WHAT YOU HAVE TO DO:
Reproduce the records below exactly as they appear, omitting any pictures they contain.
▬▬▬
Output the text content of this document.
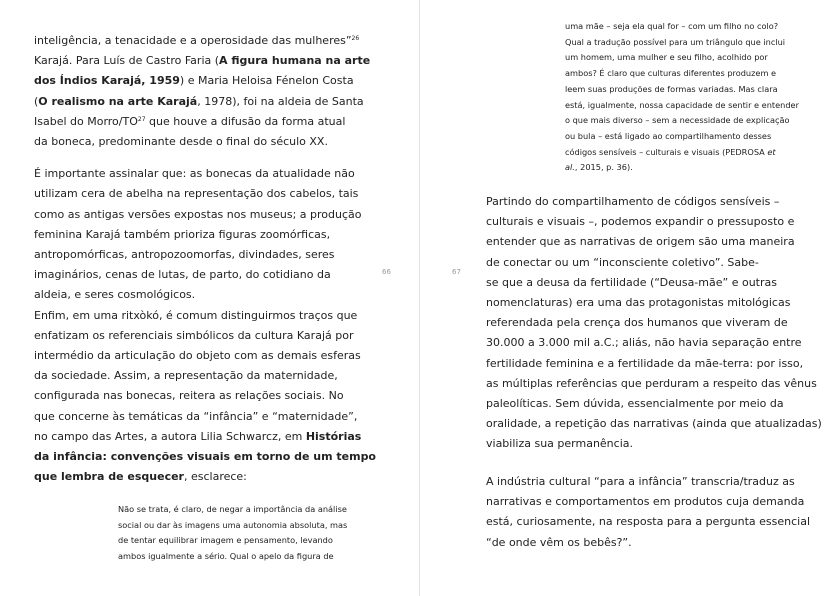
inteligência, a tenacidade e a operosidade das mulheres”$^{26}$

Karajá. Para Luís de Castro Faria (A figura humana na arte

dos Índios Karajá, 1959) e Maria Heloisa Fénelon Costa

(O realismo na arte Karajá, 1978), foi na aldeia de Santa

Isabel do Morro/TO$^{27}$ que houve a difusão da forma atual

da boneca, predominante desde o final do século XX.

É importante assinalar que: as bonecas da atualidade não

utilizam cera de abelha na representação dos cabelos, tais

como as antigas versões expostas nos museus; a produção

feminina Karajá também prioriza figuras zoomórficas,

antropomórficas, antropozoomorfas, divindades, seres

imaginários, cenas de lutas, de parto, do cotidiano da

aldeia, e seres cosmológicos.

Enfim, em uma ritxòkó, é comum distinguirmos traços que

enfatizam os referenciais simbólicos da cultura Karajá por

intermédio da articulação do objeto com as demais esferas

da sociedade. Assim, a representação da maternidade,

configurada nas bonecas, reitera as relações sociais. No

que concerne às temáticas da “infância” e “maternidade”,

no campo das Artes, a autora Lilia Schwarcz, em Histórias

da infância: convenções visuais em torno de um tempo

que lembra de esquecer, esclarece:

Não se trata, é claro, de negar a importância da análise

social ou dar às imagens uma autonomia absoluta, mas

de tentar equilibrar imagem e pensamento, levando

ambos igualmente a sério. Qual o apelo da figura de

66

uma mãe – seja ela qual for – com um filho no colo?

Qual a tradução possível para um triângulo que inclui

um homem, uma mulher e seu filho, acolhido por

ambos? É claro que culturas diferentes produzem e

leem suas produções de formas variadas. Mas clara

está, igualmente, nossa capacidade de sentir e entender

o que mais diverso – sem a necessidade de explicação

ou bula – está ligado ao compartilhamento desses

códigos sensíveis – culturais e visuais (PEDROSA et

al., 2015, p. 36).

67

Partindo do compartilhamento de códigos sensíveis –

culturais e visuais –, podemos expandir o pressuposto e

entender que as narrativas de origem são uma maneira

de conectar ou um “inconsciente coletivo”. Sabe-

se que a deusa da fertilidade (“Deusa-mãe” e outras

nomenclaturas) era uma das protagonistas mitológicas

referendada pela crença dos humanos que viveram de

30.000 a 3.000 mil a.C.; aliás, não havia separação entre

fertilidade feminina e a fertilidade da mãe-terra: por isso,

as múltiplas referências que perduram a respeito das vênus

paleolíticas. Sem dúvida, essencialmente por meio da

oralidade, a repetição das narrativas (ainda que atualizadas)

viabiliza sua permanência.

A indústria cultural “para a infância” transcria/traduz as

narrativas e comportamentos em produtos cuja demanda

está, curiosamente, na resposta para a pergunta essencial

“de onde vêm os bebês?”.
▬▬▬
SOLUTION TO THIS TASK:
Output the text content of this document.
inteligência, a tenacidade e a operosidade das mulheres”$^{26}$

Karajá. Para Luís de Castro Faria (A figura humana na arte

dos Índios Karajá, 1959) e Maria Heloisa Fénelon Costa

(O realismo na arte Karajá, 1978), foi na aldeia de Santa

Isabel do Morro/TO$^{27}$ que houve a difusão da forma atual

da boneca, predominante desde o final do século XX.

É importante assinalar que: as bonecas da atualidade não

utilizam cera de abelha na representação dos cabelos, tais

como as antigas versões expostas nos museus; a produção

feminina Karajá também prioriza figuras zoomórficas,

antropomórficas, antropozoomorfas, divindades, seres

imaginários, cenas de lutas, de parto, do cotidiano da

aldeia, e seres cosmológicos.

Enfim, em uma ritxòkó, é comum distinguirmos traços que

enfatizam os referenciais simbólicos da cultura Karajá por

intermédio da articulação do objeto com as demais esferas

da sociedade. Assim, a representação da maternidade,

configurada nas bonecas, reitera as relações sociais. No

que concerne às temáticas da “infância” e “maternidade”,

no campo das Artes, a autora Lilia Schwarcz, em Histórias

da infância: convenções visuais em torno de um tempo

que lembra de esquecer, esclarece:

Não se trata, é claro, de negar a importância da análise

social ou dar às imagens uma autonomia absoluta, mas

de tentar equilibrar imagem e pensamento, levando

ambos igualmente a sério. Qual o apelo da figura de

66

uma mãe – seja ela qual for – com um filho no colo?

Qual a tradução possível para um triângulo que inclui

um homem, uma mulher e seu filho, acolhido por

ambos? É claro que culturas diferentes produzem e

leem suas produções de formas variadas. Mas clara

está, igualmente, nossa capacidade de sentir e entender

o que mais diverso – sem a necessidade de explicação

ou bula – está ligado ao compartilhamento desses

códigos sensíveis – culturais e visuais (PEDROSA et

al., 2015, p. 36).

67

Partindo do compartilhamento de códigos sensíveis –

culturais e visuais –, podemos expandir o pressuposto e

entender que as narrativas de origem são uma maneira

de conectar ou um “inconsciente coletivo”. Sabe-

se que a deusa da fertilidade (“Deusa-mãe” e outras

nomenclaturas) era uma das protagonistas mitológicas

referendada pela crença dos humanos que viveram de

30.000 a 3.000 mil a.C.; aliás, não havia separação entre

fertilidade feminina e a fertilidade da mãe-terra: por isso,

as múltiplas referências que perduram a respeito das vênus

paleolíticas. Sem dúvida, essencialmente por meio da

oralidade, a repetição das narrativas (ainda que atualizadas)

viabiliza sua permanência.

A indústria cultural “para a infância” transcria/traduz as

narrativas e comportamentos em produtos cuja demanda

está, curiosamente, na resposta para a pergunta essencial

“de onde vêm os bebês?”.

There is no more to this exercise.